--- Records for this exercise ---
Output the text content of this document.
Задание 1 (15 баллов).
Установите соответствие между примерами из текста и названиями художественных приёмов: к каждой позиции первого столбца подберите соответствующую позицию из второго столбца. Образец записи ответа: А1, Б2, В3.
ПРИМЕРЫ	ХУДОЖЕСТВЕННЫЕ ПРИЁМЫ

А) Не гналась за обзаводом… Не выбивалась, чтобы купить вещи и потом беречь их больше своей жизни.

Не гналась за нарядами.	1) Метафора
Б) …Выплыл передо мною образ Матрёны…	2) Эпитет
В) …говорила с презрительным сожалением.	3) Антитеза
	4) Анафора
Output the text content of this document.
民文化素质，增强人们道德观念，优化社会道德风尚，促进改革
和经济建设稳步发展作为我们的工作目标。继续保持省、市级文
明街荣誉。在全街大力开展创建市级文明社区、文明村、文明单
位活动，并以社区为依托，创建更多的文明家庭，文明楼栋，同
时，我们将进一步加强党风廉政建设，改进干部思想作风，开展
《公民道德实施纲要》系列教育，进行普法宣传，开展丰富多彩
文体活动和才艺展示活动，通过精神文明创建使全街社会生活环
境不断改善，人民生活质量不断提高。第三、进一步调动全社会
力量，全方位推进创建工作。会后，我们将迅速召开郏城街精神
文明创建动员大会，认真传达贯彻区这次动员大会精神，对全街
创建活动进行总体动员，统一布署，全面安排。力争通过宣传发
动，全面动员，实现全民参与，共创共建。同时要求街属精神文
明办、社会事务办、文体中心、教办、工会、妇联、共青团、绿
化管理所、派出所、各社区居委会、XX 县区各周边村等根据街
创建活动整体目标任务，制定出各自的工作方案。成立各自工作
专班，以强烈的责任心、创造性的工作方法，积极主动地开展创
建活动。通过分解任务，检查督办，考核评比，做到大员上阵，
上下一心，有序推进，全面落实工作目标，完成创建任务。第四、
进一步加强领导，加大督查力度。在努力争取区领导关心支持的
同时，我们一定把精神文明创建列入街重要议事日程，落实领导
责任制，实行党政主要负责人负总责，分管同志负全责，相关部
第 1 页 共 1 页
---
Exercise objective | Give every line of the material again, exactly as it reads.

Response |
Output the text content of this document.
Задание 1 (15 баллов).
Установите соответствие между примерами из текста и названиями художественных приёмов: к каждой позиции первого столбца подберите соответствующую позицию из второго столбца. Образец записи ответа: А1, Б2, В3.
ПРИМЕРЫ	ХУДОЖЕСТВЕННЫЕ ПРИЁМЫ

А) Не гналась за обзаводом… Не выбивалась, чтобы купить вещи и потом беречь их больше своей жизни.

Не гналась за нарядами.	1) Метафора
Б) …Выплыл передо мною образ Матрёны…	2) Эпитет
В) …говорила с презрительным сожалением.	3) Антитеза
	4) Анафора
Output the text content of this document.
民文化素质，增强人们道德观念，优化社会道德风尚，促进改革
和经济建设稳步发展作为我们的工作目标。继续保持省、市级文
明街荣誉。在全街大力开展创建市级文明社区、文明村、文明单
位活动，并以社区为依托，创建更多的文明家庭，文明楼栋，同
时，我们将进一步加强党风廉政建设，改进干部思想作风，开展
《公民道德实施纲要》系列教育，进行普法宣传，开展丰富多彩
文体活动和才艺展示活动，通过精神文明创建使全街社会生活环
境不断改善，人民生活质量不断提高。第三、进一步调动全社会
力量，全方位推进创建工作。会后，我们将迅速召开郏城街精神
文明创建动员大会，认真传达贯彻区这次动员大会精神，对全街
创建活动进行总体动员，统一布署，全面安排。力争通过宣传发
动，全面动员，实现全民参与，共创共建。同时要求街属精神文
明办、社会事务办、文体中心、教办、工会、妇联、共青团、绿
化管理所、派出所、各社区居委会、XX 县区各周边村等根据街
创建活动整体目标任务，制定出各自的工作方案。成立各自工作
专班，以强烈的责任心、创造性的工作方法，积极主动地开展创
建活动。通过分解任务，检查督办，考核评比，做到大员上阵，
上下一心，有序推进，全面落实工作目标，完成创建任务。第四、
进一步加强领导，加大督查力度。在努力争取区领导关心支持的
同时，我们一定把精神文明创建列入街重要议事日程，落实领导
责任制，实行党政主要负责人负总责，分管同志负全责，相关部
第 1 页 共 1 页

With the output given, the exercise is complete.